<<<<

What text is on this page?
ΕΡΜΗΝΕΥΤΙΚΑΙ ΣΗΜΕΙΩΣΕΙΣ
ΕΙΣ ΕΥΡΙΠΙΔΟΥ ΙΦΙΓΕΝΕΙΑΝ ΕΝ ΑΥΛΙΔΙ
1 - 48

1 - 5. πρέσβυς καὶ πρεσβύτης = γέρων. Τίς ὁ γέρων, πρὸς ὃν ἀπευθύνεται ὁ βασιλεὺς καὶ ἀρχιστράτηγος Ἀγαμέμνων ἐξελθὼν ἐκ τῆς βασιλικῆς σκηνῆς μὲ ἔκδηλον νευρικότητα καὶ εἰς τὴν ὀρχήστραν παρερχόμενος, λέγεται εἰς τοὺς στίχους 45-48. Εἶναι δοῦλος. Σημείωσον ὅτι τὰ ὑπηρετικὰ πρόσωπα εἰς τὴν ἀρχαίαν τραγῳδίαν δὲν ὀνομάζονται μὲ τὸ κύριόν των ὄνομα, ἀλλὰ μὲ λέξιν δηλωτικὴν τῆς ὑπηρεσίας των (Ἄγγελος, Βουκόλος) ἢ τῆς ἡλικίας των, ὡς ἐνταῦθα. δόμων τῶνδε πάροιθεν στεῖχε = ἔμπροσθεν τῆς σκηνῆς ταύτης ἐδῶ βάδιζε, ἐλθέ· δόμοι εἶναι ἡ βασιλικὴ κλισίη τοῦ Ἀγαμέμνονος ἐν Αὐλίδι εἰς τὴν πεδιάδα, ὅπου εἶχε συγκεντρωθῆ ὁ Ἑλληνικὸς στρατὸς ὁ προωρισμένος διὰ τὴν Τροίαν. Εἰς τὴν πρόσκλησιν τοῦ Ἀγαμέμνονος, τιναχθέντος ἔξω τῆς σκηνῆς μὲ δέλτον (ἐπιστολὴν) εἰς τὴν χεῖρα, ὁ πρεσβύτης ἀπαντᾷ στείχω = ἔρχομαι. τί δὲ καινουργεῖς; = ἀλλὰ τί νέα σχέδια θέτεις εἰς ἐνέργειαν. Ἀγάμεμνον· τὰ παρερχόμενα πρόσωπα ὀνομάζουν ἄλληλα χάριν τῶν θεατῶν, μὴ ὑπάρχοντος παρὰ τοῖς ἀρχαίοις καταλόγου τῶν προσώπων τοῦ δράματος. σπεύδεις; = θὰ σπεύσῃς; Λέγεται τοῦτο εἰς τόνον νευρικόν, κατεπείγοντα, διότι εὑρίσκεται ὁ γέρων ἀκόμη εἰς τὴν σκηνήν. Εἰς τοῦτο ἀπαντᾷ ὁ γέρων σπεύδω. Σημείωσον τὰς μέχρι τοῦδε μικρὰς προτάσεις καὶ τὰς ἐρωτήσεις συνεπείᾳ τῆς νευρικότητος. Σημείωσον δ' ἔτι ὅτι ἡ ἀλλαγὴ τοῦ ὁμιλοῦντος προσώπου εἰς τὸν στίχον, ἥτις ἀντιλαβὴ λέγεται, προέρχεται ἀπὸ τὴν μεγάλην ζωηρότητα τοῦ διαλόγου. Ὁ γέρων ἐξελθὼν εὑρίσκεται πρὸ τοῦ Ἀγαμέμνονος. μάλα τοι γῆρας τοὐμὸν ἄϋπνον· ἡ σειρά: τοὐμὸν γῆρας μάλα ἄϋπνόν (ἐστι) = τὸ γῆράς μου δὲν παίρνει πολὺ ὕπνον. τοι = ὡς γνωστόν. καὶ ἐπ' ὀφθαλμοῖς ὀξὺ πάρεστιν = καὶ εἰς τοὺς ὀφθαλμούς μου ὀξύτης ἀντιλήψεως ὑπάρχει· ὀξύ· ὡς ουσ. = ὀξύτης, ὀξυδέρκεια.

>>>>

TASK: Restate every entry word for word.

ANSWER FOR THE TASK:
What text is on this page?
ΕΡΜΗΝΕΥΤΙΚΑΙ ΣΗΜΕΙΩΣΕΙΣ
ΕΙΣ ΕΥΡΙΠΙΔΟΥ ΙΦΙΓΕΝΕΙΑΝ ΕΝ ΑΥΛΙΔΙ
1 - 48

1 - 5. πρέσβυς καὶ πρεσβύτης = γέρων. Τίς ὁ γέρων, πρὸς ὃν ἀπευθύνεται ὁ βασιλεὺς καὶ ἀρχιστράτηγος Ἀγαμέμνων ἐξελθὼν ἐκ τῆς βασιλικῆς σκηνῆς μὲ ἔκδηλον νευρικότητα καὶ εἰς τὴν ὀρχήστραν παρερχόμενος, λέγεται εἰς τοὺς στίχους 45-48. Εἶναι δοῦλος. Σημείωσον ὅτι τὰ ὑπηρετικὰ πρόσωπα εἰς τὴν ἀρχαίαν τραγῳδίαν δὲν ὀνομάζονται μὲ τὸ κύριόν των ὄνομα, ἀλλὰ μὲ λέξιν δηλωτικὴν τῆς ὑπηρεσίας των (Ἄγγελος, Βουκόλος) ἢ τῆς ἡλικίας των, ὡς ἐνταῦθα. δόμων τῶνδε πάροιθεν στεῖχε = ἔμπροσθεν τῆς σκηνῆς ταύτης ἐδῶ βάδιζε, ἐλθέ· δόμοι εἶναι ἡ βασιλικὴ κλισίη τοῦ Ἀγαμέμνονος ἐν Αὐλίδι εἰς τὴν πεδιάδα, ὅπου εἶχε συγκεντρωθῆ ὁ Ἑλληνικὸς στρατὸς ὁ προωρισμένος διὰ τὴν Τροίαν. Εἰς τὴν πρόσκλησιν τοῦ Ἀγαμέμνονος, τιναχθέντος ἔξω τῆς σκηνῆς μὲ δέλτον (ἐπιστολὴν) εἰς τὴν χεῖρα, ὁ πρεσβύτης ἀπαντᾷ στείχω = ἔρχομαι. τί δὲ καινουργεῖς; = ἀλλὰ τί νέα σχέδια θέτεις εἰς ἐνέργειαν. Ἀγάμεμνον· τὰ παρερχόμενα πρόσωπα ὀνομάζουν ἄλληλα χάριν τῶν θεατῶν, μὴ ὑπάρχοντος παρὰ τοῖς ἀρχαίοις καταλόγου τῶν προσώπων τοῦ δράματος. σπεύδεις; = θὰ σπεύσῃς; Λέγεται τοῦτο εἰς τόνον νευρικόν, κατεπείγοντα, διότι εὑρίσκεται ὁ γέρων ἀκόμη εἰς τὴν σκηνήν. Εἰς τοῦτο ἀπαντᾷ ὁ γέρων σπεύδω. Σημείωσον τὰς μέχρι τοῦδε μικρὰς προτάσεις καὶ τὰς ἐρωτήσεις συνεπείᾳ τῆς νευρικότητος. Σημείωσον δ' ἔτι ὅτι ἡ ἀλλαγὴ τοῦ ὁμιλοῦντος προσώπου εἰς τὸν στίχον, ἥτις ἀντιλαβὴ λέγεται, προέρχεται ἀπὸ τὴν μεγάλην ζωηρότητα τοῦ διαλόγου. Ὁ γέρων ἐξελθὼν εὑρίσκεται πρὸ τοῦ Ἀγαμέμνονος. μάλα τοι γῆρας τοὐμὸν ἄϋπνον· ἡ σειρά: τοὐμὸν γῆρας μάλα ἄϋπνόν (ἐστι) = τὸ γῆράς μου δὲν παίρνει πολὺ ὕπνον. τοι = ὡς γνωστόν. καὶ ἐπ' ὀφθαλμοῖς ὀξὺ πάρεστιν = καὶ εἰς τοὺς ὀφθαλμούς μου ὀξύτης ἀντιλήψεως ὑπάρχει· ὀξύ· ὡς ουσ. = ὀξύτης, ὀξυδέρκεια.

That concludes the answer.